▸ Aufgaben
1 > Prüfen Sie, ob die Aussagen (a) bis (c) mit dem Artikel über Thomas Reiter übereinstimmen. Antworten Sie jeweils mit Ja oder Nein und zitieren Sie die entscheidende Textstelle wörtlich. (a) Reiters Aufenthalt im Weltraum dauerte 171 Tage. (b) Reiter sprach zwei Wochen nach seiner Rückkehr erstmals über seinen Flug. (c) Reiter möchte nicht noch einmal ins All fliegen.
2 > Setzen Sie den Artikel über Thomas Reiter nach seinem letzten Satz fort.

▸ Textauszug
=-=-=-=-=
19.01.2007
Der Astronaut: Das müsste man im Reisebüro buchen können
Von MARCUS BÖTTCHER
Köln - Rundum glücklich, übers ganze Gesicht strahlend und mit der Welt im Reinen. Noch nie hat man den deutschen Astronauten Thomas Reiter so zufrieden gesehen. Vier Wochen nach seiner ISS-Rückkehr plauderte der 48-Jährige zum ersten Mal über seinen Ausflug in den Weltraum. Mit einem großen Ziel vor Augen.
Wunderbar", ,,überwältigend", ,,ein Genuss". Kein Superlativ war Reiter genug, im Europäischen Astronautenzentrum in Köln seinen 171-tägigen Weltraum-Trip zu beschreiben.
Doch etwas nagt am 48-Jährigen. Er will so gern nochmal ins All: ,,Es ist so dermaßen faszinierend da oben. Ich habe noch lange nicht die Nase voll. Ich bin bereit, noch einmal zu fliegen!"
=-=-=-=-=
(Dateneinträge)
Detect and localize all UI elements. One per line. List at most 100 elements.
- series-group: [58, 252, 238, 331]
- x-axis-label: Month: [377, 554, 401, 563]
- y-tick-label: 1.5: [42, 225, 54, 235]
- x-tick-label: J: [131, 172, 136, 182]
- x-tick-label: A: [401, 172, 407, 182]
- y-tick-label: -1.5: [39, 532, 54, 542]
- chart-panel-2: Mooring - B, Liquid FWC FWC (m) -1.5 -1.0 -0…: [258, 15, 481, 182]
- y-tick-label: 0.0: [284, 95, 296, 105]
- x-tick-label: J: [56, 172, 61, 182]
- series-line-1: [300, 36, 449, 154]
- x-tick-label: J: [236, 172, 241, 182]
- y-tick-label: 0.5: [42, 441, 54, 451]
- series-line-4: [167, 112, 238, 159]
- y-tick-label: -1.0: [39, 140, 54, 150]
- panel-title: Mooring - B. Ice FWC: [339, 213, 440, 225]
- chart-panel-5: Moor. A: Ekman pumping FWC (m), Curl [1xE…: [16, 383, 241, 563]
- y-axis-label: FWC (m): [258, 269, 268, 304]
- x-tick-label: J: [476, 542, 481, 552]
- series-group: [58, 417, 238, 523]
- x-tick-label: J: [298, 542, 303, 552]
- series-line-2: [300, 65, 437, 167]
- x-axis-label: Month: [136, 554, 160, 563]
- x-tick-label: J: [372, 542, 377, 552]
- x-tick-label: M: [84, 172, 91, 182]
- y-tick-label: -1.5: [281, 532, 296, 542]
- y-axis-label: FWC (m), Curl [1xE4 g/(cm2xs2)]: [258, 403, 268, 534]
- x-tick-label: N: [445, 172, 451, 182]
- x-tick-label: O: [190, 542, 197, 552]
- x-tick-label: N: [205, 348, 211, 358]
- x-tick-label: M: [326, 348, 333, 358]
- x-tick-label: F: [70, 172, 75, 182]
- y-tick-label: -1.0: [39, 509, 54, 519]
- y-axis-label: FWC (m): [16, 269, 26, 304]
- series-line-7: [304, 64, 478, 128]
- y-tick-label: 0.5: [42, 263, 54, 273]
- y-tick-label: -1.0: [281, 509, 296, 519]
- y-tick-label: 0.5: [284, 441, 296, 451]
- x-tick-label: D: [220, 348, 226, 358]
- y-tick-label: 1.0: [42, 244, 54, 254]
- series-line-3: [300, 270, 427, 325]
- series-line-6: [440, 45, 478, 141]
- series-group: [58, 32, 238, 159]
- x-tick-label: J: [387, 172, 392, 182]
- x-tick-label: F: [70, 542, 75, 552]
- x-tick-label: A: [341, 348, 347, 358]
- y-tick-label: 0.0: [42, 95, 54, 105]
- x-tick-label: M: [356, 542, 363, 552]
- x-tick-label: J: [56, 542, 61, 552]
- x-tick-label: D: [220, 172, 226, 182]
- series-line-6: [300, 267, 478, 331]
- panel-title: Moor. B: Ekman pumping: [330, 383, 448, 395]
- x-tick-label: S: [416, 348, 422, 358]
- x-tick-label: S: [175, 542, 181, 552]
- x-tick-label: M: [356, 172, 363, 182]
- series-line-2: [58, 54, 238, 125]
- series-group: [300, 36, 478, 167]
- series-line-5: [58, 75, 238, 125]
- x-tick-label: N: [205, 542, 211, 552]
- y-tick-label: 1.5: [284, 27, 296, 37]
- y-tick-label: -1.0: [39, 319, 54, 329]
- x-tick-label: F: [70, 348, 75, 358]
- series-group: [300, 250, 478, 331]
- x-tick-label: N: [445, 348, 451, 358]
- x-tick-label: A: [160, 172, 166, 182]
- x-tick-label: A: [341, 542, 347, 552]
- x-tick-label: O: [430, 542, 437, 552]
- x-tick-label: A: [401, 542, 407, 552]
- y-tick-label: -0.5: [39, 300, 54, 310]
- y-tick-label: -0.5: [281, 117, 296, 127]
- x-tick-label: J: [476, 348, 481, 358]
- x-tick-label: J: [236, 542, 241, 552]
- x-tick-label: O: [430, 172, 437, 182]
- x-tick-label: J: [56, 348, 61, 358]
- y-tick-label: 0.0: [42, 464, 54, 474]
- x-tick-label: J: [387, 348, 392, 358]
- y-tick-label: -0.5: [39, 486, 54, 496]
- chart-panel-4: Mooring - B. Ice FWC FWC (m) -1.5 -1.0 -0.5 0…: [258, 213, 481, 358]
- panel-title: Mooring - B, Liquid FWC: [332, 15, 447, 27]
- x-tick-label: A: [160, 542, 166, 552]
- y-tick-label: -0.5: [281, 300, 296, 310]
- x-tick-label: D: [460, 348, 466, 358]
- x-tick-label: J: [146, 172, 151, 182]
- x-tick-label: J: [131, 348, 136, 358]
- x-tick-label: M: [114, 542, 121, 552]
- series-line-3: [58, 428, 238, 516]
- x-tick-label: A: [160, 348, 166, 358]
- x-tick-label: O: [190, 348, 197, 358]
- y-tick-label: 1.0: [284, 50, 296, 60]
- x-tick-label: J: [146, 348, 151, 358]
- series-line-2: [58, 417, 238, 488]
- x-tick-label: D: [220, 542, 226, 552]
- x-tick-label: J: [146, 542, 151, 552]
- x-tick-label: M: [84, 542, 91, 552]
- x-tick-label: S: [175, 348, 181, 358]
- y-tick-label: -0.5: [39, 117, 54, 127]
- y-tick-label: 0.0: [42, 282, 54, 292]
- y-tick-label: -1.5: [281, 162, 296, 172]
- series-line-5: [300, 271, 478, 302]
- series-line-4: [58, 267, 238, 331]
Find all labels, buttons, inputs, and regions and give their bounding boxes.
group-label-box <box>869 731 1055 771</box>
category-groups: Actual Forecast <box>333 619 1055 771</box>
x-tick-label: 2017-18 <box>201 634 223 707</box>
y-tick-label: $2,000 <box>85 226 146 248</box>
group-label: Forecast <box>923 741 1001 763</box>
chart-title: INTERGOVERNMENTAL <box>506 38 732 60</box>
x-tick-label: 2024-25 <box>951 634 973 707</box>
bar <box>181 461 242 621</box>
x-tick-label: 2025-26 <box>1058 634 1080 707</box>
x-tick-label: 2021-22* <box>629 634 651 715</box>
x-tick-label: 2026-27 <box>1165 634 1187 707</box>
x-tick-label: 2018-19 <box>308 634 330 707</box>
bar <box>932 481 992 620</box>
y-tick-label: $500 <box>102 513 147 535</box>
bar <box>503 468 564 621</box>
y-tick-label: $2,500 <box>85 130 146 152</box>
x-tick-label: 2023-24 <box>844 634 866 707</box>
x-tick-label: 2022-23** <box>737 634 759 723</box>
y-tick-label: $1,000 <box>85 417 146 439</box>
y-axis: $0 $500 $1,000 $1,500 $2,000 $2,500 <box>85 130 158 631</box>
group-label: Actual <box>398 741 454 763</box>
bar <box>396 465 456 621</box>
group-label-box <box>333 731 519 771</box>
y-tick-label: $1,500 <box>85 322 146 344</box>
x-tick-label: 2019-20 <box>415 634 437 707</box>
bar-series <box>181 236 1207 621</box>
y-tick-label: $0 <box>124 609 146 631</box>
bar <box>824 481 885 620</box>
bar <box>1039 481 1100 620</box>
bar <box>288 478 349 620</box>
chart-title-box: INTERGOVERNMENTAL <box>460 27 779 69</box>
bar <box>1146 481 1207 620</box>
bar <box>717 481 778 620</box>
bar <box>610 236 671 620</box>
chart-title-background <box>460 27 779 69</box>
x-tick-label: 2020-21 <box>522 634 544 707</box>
=-=-=-=-=
▸ Lösungen
1 >
(a) Ja: „seinen 171-tägigen Weltraum-Trip“
(b) Nein: „Vier Wochen nach seiner ISS-Rückkehr plauderte der 48-Jährige zum ersten Mal über seinen Ausflug in den Weltraum.“
(c) Nein: „Ich bin bereit, noch einmal zu fliegen!“

2 >
Eine klare Ansage an die europäische Raumfahrtbehörde (ESA). Oder nur der berühmte Wink mit dem Zaunpfahl? Denn Reiter weiß: ,,Die Reihe derer, die jetzt für kommende Missionen anstehen, ist lang. Ich muss mich erst mal hinten anstellen."
Sollte er nicht noch einmal fliegen dürfen, kehrt Reiter vielleicht als Tourist zu ,,seiner" ISS zurück. ,,Unter Umständen kann man in einigen Jahrzehnten Weltraum-Urlaub im Reisebüro buchen. Zu moderaten Preisen".
Zwischen ihm und seinem ,,Traum" steht nicht nur die ESA. Auch die Familie hat ein kräftiges Wörtchen mitzureden: ,,Keine Ahnung, ob meine Frau und die Kinder noch mal so lange auf mich verzichten. Es sind ja nicht nur die sechs Monate im All. In zwei Jahren Flugvorbereitung in Houston und Moskau haben sie mich nicht allzu oft gesehen", erklärte der zweifache Familienvater.
Vielleicht fliegen sie beim nächsten Mal alle zusammen. Als Weltraumtouristen. Reiter: ,,Obwohl die da oben eigentlich nichts zu suchen haben", erklärt er mit einem Augezwinkern.